Objective.
Using the listing below, copy every line that mentions "values".
*****
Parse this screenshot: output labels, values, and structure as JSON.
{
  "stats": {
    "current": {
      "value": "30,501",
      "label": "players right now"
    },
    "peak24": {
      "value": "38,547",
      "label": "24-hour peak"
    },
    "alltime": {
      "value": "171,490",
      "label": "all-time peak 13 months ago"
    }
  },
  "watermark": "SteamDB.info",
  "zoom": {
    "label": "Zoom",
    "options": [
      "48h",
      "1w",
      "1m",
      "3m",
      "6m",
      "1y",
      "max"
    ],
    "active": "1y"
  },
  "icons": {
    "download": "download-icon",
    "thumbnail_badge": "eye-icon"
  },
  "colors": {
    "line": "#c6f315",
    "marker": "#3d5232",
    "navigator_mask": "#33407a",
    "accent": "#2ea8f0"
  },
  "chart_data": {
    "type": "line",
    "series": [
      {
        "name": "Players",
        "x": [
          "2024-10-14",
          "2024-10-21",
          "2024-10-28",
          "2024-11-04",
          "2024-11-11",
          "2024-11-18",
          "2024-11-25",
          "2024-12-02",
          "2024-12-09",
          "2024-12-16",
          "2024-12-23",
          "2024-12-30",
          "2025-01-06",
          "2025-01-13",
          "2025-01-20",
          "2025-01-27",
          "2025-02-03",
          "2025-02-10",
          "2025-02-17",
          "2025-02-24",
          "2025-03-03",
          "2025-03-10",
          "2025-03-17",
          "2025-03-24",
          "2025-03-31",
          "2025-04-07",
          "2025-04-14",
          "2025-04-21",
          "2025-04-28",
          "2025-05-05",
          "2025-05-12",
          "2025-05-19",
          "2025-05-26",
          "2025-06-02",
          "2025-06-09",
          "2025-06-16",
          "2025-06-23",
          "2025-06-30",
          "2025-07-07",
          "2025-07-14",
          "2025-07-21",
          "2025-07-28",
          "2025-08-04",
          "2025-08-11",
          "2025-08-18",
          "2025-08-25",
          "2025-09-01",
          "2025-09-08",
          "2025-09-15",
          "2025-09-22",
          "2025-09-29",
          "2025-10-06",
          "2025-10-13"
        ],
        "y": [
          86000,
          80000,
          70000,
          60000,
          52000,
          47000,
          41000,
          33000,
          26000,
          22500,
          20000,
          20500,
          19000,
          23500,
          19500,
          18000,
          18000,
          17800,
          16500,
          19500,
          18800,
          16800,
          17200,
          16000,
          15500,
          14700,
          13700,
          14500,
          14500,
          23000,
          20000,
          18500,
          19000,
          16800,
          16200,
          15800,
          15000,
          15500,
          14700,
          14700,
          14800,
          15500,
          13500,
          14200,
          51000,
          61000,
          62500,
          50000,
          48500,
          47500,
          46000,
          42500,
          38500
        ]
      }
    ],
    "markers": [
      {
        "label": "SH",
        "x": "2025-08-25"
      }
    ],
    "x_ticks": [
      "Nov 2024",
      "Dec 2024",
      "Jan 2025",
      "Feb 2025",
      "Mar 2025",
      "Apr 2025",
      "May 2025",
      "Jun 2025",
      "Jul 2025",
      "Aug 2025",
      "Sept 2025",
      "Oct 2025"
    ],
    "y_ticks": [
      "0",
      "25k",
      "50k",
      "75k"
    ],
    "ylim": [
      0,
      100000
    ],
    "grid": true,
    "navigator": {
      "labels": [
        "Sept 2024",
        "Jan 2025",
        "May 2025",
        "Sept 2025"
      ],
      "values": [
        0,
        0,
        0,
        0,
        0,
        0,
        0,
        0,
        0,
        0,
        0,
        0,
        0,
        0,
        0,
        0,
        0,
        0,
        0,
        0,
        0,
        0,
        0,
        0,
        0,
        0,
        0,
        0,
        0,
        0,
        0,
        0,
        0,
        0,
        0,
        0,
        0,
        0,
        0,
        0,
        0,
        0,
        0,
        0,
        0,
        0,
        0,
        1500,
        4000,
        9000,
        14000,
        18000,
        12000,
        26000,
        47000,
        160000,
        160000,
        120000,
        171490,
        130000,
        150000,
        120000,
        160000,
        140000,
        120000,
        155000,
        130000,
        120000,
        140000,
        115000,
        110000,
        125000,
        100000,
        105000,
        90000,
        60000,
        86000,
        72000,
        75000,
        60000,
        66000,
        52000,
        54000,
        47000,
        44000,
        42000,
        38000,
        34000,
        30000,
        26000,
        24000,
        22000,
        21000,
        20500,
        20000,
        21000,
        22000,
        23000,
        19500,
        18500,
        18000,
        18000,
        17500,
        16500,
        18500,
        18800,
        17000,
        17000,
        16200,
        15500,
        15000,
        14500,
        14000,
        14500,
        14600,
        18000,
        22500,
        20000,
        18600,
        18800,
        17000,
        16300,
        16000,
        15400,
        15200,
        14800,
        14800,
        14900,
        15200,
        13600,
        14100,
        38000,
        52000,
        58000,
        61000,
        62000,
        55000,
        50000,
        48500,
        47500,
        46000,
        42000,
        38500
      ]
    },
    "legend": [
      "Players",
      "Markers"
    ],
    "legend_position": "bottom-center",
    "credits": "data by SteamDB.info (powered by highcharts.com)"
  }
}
*****
Exercise answer.
Parse this screenshot: output labels, values, and structure as JSON.
      "values": [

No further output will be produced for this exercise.